Gather every line that includes the word "sessions", please.

○ ○ ○ ○ ○ ○ ○

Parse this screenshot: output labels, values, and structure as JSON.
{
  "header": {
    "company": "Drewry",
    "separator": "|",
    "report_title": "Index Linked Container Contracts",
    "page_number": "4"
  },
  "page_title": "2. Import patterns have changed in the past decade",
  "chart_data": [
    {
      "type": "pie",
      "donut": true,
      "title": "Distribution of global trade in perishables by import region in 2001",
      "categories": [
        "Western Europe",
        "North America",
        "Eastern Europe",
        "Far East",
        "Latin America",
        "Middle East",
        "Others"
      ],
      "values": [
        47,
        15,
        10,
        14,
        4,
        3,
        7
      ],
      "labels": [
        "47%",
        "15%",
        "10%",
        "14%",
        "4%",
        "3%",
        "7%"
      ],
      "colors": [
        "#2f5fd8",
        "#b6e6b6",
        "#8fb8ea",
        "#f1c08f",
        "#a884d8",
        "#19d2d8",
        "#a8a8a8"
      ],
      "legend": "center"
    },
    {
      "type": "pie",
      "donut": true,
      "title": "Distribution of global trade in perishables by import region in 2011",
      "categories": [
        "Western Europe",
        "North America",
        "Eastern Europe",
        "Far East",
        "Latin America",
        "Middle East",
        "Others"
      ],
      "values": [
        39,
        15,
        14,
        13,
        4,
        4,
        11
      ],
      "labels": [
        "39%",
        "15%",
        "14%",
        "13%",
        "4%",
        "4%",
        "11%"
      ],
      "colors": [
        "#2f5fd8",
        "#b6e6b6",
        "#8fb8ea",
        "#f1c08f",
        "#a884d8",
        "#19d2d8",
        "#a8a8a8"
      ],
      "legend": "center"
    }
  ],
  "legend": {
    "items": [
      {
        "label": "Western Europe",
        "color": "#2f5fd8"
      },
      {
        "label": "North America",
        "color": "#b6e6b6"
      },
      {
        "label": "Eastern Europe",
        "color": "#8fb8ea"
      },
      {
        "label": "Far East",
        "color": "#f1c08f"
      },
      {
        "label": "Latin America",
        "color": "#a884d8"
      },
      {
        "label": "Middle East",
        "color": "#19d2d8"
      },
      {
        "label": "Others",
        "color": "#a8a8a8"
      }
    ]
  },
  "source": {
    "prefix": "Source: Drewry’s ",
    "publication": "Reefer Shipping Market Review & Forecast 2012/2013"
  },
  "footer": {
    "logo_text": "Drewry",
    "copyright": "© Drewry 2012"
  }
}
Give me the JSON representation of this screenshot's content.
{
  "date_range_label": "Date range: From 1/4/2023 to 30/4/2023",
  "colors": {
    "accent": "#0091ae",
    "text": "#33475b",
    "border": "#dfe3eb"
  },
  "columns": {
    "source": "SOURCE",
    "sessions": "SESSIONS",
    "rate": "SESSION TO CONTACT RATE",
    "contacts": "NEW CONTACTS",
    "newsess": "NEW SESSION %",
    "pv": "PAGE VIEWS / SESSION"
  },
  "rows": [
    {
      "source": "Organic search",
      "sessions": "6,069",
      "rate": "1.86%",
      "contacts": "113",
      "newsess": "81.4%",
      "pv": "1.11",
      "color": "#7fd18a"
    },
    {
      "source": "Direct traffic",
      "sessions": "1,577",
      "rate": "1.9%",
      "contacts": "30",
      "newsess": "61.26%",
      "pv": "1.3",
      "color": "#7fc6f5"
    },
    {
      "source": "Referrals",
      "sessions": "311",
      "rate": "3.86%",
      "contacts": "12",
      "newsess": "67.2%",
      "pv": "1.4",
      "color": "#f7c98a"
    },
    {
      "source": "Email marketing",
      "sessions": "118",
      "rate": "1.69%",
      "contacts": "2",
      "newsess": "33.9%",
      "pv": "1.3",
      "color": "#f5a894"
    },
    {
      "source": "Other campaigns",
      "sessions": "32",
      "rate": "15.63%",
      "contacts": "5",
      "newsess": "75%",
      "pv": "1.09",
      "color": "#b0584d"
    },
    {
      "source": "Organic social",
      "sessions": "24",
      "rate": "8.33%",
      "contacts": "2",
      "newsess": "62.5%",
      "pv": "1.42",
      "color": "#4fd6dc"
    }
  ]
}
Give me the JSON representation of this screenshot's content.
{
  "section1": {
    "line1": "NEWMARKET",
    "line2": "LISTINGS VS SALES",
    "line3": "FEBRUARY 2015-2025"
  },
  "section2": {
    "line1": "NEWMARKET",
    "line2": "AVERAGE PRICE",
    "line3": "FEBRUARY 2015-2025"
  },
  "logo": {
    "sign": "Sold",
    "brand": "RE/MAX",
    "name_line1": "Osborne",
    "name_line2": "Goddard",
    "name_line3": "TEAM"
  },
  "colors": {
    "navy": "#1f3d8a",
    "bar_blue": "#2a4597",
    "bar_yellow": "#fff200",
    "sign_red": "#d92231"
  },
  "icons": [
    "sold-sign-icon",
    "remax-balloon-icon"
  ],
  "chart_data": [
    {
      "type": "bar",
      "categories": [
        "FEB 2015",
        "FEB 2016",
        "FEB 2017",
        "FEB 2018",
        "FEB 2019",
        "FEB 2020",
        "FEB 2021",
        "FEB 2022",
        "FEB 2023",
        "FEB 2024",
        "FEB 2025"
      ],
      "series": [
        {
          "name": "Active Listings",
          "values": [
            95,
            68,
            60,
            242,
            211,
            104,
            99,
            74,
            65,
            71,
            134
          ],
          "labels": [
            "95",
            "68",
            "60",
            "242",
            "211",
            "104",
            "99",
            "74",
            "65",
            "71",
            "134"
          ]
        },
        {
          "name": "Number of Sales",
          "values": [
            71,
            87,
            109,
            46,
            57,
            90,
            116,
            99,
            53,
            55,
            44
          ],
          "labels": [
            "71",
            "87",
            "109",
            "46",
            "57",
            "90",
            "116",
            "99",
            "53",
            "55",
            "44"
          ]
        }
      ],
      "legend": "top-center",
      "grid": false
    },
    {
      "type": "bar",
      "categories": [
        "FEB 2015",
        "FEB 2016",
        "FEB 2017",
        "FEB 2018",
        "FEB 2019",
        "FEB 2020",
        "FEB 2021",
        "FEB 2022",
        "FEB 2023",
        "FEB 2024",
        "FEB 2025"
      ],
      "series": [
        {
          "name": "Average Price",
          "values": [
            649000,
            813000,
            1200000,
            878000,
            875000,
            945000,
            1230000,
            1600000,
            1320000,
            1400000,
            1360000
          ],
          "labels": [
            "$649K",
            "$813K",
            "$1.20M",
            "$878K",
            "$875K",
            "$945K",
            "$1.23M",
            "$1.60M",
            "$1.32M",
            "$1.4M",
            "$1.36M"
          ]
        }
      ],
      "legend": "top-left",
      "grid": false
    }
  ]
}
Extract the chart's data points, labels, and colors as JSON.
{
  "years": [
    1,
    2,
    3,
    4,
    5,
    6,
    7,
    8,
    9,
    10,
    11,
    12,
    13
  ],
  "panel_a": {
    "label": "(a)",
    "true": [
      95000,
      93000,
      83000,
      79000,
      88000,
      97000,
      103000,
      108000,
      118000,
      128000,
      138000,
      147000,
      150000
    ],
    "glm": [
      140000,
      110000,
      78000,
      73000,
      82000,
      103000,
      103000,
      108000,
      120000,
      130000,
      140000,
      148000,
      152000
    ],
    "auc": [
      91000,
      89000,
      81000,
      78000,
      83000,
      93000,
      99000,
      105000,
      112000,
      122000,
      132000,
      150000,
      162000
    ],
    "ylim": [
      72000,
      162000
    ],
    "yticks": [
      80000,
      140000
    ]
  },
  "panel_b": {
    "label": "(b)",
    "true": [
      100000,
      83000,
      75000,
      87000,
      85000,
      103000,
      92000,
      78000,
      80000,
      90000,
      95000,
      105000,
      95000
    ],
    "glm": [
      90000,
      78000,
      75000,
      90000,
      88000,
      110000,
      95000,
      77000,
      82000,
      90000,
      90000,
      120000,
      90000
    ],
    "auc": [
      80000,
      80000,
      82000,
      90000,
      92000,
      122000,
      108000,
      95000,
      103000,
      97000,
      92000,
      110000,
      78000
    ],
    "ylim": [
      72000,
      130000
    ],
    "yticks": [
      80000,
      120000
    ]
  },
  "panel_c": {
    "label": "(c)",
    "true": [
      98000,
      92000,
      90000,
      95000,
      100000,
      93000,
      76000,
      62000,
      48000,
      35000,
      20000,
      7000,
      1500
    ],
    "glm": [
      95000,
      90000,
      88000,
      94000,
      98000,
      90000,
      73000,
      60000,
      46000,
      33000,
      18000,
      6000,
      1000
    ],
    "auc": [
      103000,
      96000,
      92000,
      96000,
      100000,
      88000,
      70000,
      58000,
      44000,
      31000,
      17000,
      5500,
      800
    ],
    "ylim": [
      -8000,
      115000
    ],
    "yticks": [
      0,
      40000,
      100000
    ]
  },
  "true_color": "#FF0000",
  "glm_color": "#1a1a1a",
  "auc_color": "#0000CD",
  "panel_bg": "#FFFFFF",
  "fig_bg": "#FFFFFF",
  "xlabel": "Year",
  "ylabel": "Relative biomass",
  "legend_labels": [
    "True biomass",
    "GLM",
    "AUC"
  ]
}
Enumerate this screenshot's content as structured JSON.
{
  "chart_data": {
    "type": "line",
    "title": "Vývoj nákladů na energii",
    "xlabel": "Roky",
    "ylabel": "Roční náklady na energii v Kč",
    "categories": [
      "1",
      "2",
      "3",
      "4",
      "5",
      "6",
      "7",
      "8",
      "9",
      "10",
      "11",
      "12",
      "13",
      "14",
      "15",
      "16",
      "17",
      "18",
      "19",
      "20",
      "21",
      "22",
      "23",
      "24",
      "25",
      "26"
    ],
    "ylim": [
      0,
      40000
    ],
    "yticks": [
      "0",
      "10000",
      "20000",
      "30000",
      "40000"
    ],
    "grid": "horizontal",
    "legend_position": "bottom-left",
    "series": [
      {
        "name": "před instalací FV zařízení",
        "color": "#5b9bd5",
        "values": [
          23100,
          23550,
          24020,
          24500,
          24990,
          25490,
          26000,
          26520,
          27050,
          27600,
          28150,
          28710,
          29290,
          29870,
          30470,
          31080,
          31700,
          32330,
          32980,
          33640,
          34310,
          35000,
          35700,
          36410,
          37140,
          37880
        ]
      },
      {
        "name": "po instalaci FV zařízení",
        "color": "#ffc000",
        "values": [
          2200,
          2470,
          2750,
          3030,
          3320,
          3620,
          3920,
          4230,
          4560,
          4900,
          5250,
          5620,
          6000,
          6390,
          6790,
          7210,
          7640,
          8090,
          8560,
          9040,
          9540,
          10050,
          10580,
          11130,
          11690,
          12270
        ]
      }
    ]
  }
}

○ ○ ○ ○ ○ ○ ○

EXERCISE SOLUTION:
    "sessions": "SESSIONS",
      "sessions": "6,069",
      "sessions": "1,577",
      "sessions": "311",
      "sessions": "118",
      "sessions": "32",
      "sessions": "24",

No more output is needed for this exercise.